• _SHORT EXERCISE_
Extract, exactly as written, all lines of the material below from the line that includes "What data populates" through its last line.

• _MATERIAL FOR THIS TASK_

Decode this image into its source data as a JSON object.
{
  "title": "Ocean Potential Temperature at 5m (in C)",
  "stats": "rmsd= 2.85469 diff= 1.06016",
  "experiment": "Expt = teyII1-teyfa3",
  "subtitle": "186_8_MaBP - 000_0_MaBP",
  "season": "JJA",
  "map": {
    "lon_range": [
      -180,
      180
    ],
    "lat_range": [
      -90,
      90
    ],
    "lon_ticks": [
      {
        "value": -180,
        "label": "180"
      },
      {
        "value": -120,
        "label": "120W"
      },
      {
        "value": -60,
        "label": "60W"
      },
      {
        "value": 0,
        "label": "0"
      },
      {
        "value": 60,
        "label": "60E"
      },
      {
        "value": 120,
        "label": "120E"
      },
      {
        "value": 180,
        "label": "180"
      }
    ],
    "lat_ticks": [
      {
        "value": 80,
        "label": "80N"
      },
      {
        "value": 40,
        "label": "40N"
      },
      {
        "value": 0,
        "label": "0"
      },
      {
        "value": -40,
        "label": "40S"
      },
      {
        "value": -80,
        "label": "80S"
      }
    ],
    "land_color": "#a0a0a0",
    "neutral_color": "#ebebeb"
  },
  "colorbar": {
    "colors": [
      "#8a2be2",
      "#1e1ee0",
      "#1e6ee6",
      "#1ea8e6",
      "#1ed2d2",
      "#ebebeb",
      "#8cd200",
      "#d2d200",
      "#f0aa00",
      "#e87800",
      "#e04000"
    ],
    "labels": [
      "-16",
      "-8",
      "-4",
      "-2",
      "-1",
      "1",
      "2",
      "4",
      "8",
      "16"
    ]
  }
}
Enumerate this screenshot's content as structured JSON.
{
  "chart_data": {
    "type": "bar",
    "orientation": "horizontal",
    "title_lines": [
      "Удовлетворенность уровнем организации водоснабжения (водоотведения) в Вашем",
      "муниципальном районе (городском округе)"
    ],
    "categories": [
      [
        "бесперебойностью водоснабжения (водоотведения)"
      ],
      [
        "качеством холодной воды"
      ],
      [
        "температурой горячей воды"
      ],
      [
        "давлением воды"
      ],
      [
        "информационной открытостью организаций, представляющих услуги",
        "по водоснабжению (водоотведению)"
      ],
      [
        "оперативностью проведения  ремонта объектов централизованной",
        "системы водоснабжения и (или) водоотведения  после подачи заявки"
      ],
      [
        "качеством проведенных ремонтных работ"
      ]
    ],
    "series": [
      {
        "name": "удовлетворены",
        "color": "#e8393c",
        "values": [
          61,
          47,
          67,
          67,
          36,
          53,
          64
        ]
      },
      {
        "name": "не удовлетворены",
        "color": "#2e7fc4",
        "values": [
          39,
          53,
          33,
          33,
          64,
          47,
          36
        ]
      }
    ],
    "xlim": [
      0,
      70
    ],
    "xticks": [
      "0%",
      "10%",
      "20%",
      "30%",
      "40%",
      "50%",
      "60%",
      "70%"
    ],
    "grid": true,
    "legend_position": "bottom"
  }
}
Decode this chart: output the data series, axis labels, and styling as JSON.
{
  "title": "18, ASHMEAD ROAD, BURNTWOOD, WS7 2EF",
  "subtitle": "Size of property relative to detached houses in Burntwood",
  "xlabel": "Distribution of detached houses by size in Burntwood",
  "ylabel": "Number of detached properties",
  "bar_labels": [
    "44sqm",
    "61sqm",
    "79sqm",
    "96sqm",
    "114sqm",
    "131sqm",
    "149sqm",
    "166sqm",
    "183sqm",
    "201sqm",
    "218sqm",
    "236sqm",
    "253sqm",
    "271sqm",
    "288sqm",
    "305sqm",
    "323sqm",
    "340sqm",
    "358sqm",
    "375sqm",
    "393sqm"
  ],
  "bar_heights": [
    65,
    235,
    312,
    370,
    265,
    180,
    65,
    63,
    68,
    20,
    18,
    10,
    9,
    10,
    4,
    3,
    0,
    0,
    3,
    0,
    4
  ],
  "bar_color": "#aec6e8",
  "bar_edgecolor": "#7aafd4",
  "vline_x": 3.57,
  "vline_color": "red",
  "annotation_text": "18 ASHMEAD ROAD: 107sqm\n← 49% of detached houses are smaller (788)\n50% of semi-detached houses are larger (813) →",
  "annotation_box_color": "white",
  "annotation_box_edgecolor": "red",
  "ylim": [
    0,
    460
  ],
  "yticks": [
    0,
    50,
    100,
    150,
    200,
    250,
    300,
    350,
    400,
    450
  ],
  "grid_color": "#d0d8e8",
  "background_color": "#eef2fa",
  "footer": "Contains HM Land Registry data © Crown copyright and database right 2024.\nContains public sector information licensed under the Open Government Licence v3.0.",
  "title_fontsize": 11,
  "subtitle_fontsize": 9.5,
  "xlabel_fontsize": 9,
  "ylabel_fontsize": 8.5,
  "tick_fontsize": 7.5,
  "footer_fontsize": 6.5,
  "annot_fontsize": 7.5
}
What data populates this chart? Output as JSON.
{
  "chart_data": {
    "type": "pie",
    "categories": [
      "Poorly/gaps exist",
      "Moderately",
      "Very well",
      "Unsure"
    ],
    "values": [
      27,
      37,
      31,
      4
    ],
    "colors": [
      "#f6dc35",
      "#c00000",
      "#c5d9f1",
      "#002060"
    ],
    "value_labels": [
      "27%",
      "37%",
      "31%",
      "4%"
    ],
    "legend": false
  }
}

• _SOLUTION TO THE EXERCISE_
What data populates this chart? Output as JSON.
{
  "chart_data": {
    "type": "pie",
    "categories": [
      "Poorly/gaps exist",
      "Moderately",
      "Very well",
      "Unsure"
    ],
    "values": [
      27,
      37,
      31,
      4
    ],
    "colors": [
      "#f6dc35",
      "#c00000",
      "#c5d9f1",
      "#002060"
    ],
    "value_labels": [
      "27%",
      "37%",
      "31%",
      "4%"
    ],
    "legend": false
  }
}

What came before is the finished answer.